#### WHAT YOU WILL DO
According to the abstract on using flies to study neurodegenerative disease, how many people globally are affected by disorders such as Parkinson's and Alzheimer's?

AxGxE: Using Flies to Interrogate the Complex Etiology of Neurodegenerative Disease.

Progressive and late-onset neurological disorders such as Parkinson's disease and Alzheimer's disease affect up to 50 million people globally-a number postulated to double every 20 years in a continually aging population. While predisposing allelic variants in several genes clearly confer risk, individual age and specific environmental influences are equally important discriminators of disease onset age and progression. However, none of these factors can independently predict disease with significant precision. Therefore, we must actively develop models that accommodate contributions from all factors, potentially resulting in an A × G × E (age-gene-environment) metric that reflects individual cumulative risk and reliably forecasts disease outcomes. This effort can only be enabled by a deep quantitative understanding of the contribution of these factors to neurodegenerative disease, both individually and in combination. This is also an important consideration because neuronal loss typically precedes clinical presentation and disease-modifying therapies are contingent on early diagnosis that is likely to be informed by an accurate estimation of individual risk. Although epidemiological studies continue to make strong advances in these areas with the advent of powerful "omics"-based approaches, systematic phenotypic modeling of AxGxE interactions is currently more feasible in model organisms such as Drosophila melanogaster where all three parameters can be manipulated with manageable experimental burden. Here, we outline the advantages of using fruit flies for investigating these complex interactions and highlight potential approaches that might help synthesize existing information from diverse fields into a cogent description of age-dependent, environmental, and genetic risk factors in the pathophysiology of neurological disorders.

#### MATERIAL SUPPLIED
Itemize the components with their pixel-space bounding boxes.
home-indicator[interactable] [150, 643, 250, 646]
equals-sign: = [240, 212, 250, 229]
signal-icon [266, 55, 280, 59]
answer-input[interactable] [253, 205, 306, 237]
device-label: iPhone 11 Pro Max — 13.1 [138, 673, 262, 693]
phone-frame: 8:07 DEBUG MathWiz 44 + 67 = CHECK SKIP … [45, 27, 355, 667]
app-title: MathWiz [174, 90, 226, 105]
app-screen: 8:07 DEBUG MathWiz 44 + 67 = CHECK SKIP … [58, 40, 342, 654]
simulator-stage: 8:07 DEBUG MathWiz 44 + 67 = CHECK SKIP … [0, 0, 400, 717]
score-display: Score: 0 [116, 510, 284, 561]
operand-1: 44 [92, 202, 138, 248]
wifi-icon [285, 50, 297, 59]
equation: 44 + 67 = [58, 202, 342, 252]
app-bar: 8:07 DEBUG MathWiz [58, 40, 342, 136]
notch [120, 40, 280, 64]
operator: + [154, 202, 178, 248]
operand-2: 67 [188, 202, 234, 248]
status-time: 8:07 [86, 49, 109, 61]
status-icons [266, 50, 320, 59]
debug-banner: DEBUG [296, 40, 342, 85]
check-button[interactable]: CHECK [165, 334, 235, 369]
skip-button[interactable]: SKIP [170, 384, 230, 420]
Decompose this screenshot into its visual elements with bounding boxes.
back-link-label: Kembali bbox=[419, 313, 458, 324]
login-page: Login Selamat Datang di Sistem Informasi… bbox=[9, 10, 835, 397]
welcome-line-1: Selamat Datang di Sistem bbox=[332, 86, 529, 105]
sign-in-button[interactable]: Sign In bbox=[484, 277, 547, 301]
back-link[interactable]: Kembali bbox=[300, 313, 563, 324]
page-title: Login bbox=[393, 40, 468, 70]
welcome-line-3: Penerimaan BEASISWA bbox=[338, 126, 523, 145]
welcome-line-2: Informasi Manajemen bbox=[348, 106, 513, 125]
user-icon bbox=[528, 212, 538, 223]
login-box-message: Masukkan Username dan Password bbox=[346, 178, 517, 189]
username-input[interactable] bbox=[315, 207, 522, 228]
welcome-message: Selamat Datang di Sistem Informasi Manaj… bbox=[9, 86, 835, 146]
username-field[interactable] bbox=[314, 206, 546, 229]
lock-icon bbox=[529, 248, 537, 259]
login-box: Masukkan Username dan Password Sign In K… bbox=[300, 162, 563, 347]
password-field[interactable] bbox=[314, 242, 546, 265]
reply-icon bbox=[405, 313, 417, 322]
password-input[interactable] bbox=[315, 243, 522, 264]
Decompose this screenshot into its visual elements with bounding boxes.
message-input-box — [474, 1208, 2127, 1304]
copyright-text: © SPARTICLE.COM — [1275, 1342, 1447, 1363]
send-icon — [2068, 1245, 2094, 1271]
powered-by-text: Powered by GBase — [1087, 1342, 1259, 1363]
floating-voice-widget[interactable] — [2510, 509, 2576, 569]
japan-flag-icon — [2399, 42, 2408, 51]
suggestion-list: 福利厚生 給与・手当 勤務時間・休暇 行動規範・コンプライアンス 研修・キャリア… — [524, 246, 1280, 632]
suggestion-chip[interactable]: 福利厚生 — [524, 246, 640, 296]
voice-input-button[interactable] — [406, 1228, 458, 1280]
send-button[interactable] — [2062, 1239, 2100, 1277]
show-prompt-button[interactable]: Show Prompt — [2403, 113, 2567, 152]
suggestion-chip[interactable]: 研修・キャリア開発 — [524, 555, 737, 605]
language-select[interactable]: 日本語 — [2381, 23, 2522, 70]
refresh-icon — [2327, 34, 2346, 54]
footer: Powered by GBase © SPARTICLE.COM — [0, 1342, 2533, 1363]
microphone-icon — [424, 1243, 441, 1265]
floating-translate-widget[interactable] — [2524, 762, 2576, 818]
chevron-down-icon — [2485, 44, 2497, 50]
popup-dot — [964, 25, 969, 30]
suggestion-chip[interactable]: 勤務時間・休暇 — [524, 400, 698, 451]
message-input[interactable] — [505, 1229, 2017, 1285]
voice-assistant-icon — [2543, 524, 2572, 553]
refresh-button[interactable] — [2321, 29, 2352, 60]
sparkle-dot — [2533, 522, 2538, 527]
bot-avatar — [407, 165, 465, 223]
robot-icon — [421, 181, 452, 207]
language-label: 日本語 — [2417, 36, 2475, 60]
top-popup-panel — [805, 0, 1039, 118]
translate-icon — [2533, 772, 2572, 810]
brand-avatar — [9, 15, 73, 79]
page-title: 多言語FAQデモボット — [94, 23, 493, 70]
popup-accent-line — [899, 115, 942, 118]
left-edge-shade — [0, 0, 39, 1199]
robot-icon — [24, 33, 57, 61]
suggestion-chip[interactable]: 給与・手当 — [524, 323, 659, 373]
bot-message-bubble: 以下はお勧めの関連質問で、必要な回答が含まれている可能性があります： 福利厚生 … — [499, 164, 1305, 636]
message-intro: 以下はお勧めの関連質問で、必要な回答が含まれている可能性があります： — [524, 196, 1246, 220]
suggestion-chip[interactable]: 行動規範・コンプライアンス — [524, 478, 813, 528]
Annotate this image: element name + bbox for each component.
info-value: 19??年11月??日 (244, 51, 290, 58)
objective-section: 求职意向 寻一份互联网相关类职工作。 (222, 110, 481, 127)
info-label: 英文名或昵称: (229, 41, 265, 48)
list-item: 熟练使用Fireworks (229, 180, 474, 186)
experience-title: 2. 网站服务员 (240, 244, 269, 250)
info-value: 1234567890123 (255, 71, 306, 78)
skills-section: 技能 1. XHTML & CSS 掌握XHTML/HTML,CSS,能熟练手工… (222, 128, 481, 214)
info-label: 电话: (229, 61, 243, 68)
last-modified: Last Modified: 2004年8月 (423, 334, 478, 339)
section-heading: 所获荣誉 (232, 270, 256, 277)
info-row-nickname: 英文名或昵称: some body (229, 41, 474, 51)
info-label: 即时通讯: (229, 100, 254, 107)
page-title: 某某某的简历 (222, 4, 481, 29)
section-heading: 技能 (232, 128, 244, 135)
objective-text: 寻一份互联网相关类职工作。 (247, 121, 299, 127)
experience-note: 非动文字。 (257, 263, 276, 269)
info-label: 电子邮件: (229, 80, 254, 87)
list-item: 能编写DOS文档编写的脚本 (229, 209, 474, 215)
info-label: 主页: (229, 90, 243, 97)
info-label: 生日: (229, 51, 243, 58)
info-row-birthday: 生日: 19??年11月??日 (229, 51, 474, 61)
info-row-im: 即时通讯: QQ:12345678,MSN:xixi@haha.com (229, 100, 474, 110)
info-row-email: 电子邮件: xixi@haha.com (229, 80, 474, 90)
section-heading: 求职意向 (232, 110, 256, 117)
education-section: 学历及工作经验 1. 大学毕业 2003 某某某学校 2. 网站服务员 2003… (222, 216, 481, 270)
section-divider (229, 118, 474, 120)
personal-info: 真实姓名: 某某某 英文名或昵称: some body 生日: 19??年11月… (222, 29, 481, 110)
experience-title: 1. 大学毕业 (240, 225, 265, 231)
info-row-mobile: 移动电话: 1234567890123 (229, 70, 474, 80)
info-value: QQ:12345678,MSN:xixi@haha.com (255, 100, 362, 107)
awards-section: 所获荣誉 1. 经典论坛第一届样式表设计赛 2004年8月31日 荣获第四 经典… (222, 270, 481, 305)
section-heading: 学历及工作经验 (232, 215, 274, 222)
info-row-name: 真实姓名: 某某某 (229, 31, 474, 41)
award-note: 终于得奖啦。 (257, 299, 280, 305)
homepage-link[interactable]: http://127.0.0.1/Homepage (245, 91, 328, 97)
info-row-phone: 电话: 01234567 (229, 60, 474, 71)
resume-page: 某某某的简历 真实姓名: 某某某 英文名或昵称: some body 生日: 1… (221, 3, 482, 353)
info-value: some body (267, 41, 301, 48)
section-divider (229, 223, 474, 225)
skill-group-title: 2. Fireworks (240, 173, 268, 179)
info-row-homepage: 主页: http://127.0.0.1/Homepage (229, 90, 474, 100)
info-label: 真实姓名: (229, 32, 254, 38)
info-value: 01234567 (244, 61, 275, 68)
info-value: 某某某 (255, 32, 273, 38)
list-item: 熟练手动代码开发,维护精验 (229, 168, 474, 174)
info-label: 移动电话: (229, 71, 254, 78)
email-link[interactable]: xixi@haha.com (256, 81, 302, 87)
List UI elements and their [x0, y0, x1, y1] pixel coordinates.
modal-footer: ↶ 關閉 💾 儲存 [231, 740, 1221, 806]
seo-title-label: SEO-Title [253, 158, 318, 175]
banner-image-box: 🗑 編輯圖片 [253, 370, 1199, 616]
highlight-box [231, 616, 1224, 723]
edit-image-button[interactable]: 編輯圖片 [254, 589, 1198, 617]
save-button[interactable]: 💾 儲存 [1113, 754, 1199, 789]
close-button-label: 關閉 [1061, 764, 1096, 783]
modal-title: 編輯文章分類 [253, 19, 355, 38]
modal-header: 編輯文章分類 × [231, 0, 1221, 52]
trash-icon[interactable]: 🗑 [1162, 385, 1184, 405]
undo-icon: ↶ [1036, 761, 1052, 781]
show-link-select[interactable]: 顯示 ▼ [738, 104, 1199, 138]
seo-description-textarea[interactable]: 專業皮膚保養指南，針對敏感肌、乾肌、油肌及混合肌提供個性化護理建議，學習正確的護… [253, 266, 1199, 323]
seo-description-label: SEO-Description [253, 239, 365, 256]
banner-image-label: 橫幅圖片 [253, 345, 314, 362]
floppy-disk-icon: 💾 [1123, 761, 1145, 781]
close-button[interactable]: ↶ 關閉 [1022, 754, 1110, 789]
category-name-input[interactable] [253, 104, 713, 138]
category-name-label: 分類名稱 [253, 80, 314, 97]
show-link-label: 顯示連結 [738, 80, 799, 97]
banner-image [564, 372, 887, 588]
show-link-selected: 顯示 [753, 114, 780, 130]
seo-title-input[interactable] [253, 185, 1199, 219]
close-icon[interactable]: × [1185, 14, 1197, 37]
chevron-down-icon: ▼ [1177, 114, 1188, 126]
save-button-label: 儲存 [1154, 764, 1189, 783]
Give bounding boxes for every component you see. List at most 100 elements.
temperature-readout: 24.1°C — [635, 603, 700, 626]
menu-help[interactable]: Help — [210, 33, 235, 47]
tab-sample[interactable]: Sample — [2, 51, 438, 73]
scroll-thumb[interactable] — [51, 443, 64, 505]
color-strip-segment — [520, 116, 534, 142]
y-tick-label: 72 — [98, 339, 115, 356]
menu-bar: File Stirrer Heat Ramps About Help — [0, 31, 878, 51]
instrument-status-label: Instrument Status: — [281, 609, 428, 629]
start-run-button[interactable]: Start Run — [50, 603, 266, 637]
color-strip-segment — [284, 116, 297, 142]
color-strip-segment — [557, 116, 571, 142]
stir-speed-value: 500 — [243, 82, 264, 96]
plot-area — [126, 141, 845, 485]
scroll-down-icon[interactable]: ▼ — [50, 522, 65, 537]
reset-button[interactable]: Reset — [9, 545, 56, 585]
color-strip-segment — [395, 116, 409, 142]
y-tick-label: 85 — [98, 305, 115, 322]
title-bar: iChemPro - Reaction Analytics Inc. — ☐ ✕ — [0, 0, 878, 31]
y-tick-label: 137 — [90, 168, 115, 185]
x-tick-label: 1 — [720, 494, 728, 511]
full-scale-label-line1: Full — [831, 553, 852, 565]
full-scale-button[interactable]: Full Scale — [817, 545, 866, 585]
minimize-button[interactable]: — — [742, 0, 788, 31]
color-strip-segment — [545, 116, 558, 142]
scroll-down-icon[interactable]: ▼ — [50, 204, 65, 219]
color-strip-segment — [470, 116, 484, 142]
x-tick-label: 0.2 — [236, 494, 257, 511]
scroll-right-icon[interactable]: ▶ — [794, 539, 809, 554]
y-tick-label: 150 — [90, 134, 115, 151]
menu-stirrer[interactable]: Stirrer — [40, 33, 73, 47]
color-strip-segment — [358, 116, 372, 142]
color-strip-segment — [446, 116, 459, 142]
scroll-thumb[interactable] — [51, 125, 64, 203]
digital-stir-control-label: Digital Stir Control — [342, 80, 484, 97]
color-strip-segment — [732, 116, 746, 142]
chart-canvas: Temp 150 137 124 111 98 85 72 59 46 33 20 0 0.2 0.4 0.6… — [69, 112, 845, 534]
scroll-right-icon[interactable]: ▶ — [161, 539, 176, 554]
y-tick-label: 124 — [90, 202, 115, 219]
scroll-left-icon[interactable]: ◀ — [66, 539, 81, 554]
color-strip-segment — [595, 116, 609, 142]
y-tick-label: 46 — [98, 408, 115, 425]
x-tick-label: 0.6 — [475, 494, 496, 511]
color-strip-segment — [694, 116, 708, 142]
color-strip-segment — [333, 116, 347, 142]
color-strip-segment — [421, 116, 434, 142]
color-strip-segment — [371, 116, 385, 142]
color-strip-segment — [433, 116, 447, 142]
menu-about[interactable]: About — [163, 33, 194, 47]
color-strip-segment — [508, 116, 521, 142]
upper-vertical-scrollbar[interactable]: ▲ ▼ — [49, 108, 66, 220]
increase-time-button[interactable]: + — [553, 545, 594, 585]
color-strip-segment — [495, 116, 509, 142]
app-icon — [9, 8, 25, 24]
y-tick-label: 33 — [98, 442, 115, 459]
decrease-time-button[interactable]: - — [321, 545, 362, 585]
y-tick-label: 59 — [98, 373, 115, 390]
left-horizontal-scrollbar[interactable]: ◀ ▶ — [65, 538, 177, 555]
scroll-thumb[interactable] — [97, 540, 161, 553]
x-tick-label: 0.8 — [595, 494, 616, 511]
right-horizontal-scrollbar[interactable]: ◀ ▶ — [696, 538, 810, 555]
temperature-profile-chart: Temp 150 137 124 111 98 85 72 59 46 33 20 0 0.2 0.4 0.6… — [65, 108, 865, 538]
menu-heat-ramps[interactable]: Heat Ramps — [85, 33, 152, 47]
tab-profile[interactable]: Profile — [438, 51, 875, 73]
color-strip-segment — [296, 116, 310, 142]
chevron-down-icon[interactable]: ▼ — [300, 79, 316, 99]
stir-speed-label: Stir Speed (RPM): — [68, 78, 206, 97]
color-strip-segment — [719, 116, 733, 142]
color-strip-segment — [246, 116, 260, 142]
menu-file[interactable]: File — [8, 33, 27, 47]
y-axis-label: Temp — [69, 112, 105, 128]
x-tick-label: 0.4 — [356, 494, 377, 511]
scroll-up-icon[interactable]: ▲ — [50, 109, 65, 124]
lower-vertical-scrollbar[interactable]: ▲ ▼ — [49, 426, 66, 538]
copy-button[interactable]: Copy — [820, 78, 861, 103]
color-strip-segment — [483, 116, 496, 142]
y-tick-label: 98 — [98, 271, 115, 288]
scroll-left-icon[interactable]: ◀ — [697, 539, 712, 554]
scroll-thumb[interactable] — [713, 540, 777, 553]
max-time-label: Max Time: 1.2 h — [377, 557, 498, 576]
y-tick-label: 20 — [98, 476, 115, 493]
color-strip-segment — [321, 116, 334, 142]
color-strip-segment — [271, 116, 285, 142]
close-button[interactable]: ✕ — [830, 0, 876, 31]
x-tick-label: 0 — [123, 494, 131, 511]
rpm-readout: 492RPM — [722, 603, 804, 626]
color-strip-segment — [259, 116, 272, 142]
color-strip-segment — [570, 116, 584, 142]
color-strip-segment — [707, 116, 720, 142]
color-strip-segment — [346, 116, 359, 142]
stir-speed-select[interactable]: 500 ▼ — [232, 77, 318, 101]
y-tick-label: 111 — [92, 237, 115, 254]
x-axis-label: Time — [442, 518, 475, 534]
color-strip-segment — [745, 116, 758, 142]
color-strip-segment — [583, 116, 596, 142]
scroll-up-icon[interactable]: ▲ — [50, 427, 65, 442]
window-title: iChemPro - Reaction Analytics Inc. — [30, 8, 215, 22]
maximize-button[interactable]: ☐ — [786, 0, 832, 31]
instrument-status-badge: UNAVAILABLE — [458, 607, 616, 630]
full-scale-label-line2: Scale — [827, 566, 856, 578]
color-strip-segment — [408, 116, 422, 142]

#### ANSWER FOR THE TASK
Up to 50 million people.